[Some records]
Start
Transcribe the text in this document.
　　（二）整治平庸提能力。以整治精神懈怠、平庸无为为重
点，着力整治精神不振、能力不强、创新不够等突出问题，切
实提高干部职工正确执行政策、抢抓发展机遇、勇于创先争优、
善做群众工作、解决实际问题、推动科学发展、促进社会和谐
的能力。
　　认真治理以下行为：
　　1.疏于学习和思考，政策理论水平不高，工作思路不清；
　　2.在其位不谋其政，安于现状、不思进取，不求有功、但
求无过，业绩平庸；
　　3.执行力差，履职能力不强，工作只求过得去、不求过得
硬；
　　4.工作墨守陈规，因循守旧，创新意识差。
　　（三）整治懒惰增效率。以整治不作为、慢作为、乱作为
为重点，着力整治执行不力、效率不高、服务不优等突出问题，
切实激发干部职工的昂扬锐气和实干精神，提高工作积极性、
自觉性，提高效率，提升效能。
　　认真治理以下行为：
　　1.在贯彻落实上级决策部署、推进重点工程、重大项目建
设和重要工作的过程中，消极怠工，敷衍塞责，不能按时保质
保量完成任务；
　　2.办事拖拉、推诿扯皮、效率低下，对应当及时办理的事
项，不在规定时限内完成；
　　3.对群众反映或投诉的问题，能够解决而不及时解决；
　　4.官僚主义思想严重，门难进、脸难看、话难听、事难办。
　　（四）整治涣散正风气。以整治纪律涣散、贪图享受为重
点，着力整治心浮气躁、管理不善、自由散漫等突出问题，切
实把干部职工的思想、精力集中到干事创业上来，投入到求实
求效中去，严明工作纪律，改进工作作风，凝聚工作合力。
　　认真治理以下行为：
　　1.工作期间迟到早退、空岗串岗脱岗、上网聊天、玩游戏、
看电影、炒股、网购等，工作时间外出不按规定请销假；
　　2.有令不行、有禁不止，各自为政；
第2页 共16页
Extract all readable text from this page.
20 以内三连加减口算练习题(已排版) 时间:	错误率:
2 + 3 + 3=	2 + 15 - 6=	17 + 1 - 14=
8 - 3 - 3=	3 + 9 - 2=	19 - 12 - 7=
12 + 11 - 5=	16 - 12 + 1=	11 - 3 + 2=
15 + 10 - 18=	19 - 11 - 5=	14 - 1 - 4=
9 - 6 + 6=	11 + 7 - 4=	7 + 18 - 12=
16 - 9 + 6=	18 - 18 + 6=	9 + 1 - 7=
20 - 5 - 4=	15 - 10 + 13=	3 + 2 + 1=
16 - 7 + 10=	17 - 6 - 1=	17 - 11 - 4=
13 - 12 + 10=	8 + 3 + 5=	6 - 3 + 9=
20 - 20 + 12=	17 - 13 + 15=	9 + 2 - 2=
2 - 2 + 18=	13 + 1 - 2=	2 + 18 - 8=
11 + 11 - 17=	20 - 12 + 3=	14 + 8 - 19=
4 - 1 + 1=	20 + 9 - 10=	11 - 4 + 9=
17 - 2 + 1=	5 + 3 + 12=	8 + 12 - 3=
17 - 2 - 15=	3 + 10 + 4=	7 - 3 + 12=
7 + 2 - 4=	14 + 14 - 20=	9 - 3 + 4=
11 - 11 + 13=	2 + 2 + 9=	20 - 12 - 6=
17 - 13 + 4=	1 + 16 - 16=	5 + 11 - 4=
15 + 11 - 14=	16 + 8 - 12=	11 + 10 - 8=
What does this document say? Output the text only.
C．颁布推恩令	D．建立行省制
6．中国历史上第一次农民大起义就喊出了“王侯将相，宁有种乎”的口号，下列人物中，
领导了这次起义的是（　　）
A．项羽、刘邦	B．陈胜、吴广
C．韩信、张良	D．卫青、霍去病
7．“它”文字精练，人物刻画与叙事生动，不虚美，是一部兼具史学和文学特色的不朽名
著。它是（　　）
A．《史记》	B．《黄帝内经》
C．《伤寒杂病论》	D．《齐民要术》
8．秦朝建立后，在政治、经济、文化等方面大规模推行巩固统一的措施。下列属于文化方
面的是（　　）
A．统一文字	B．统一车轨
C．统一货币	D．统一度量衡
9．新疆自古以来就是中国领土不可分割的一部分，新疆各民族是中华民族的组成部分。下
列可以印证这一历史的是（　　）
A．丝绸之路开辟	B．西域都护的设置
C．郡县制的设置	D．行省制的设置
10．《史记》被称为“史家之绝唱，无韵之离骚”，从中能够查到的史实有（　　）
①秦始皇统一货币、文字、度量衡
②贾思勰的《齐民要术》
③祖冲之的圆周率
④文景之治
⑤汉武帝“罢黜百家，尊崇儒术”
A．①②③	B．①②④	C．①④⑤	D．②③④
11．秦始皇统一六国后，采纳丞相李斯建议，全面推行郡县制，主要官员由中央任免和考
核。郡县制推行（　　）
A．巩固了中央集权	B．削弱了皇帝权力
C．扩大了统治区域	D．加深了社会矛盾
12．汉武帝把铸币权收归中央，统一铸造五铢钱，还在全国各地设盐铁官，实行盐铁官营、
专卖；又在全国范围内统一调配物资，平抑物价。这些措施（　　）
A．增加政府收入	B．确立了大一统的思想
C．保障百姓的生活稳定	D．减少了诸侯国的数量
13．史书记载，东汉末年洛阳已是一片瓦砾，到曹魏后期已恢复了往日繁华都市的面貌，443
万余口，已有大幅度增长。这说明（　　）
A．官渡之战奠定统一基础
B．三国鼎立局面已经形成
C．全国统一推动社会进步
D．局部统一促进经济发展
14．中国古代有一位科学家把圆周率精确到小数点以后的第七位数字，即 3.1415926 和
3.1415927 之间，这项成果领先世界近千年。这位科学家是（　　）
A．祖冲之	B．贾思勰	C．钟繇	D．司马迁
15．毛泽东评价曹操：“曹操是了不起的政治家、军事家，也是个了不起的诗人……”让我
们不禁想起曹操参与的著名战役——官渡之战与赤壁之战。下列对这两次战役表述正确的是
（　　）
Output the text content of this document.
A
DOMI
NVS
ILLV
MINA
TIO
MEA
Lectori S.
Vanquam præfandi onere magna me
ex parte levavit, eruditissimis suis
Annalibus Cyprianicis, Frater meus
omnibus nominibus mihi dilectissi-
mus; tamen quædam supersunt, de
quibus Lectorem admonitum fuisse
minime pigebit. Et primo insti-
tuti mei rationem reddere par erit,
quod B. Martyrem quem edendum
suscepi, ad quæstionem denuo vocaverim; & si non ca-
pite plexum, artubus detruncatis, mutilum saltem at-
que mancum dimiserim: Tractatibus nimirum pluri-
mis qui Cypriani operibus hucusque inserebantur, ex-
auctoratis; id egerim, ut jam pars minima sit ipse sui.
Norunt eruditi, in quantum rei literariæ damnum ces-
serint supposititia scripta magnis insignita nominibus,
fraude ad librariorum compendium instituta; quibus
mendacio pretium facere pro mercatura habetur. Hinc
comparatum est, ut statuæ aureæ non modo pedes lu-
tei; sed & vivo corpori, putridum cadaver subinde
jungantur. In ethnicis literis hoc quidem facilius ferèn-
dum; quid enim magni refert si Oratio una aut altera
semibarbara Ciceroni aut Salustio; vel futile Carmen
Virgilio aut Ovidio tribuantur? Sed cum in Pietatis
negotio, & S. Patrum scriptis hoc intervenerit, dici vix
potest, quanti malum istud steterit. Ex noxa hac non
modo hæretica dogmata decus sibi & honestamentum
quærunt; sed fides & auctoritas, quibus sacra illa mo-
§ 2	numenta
End
• Aim: Check each line of the material above for "document" and say how many lines contain it, giving the number alone.

• Response to the exercise: 3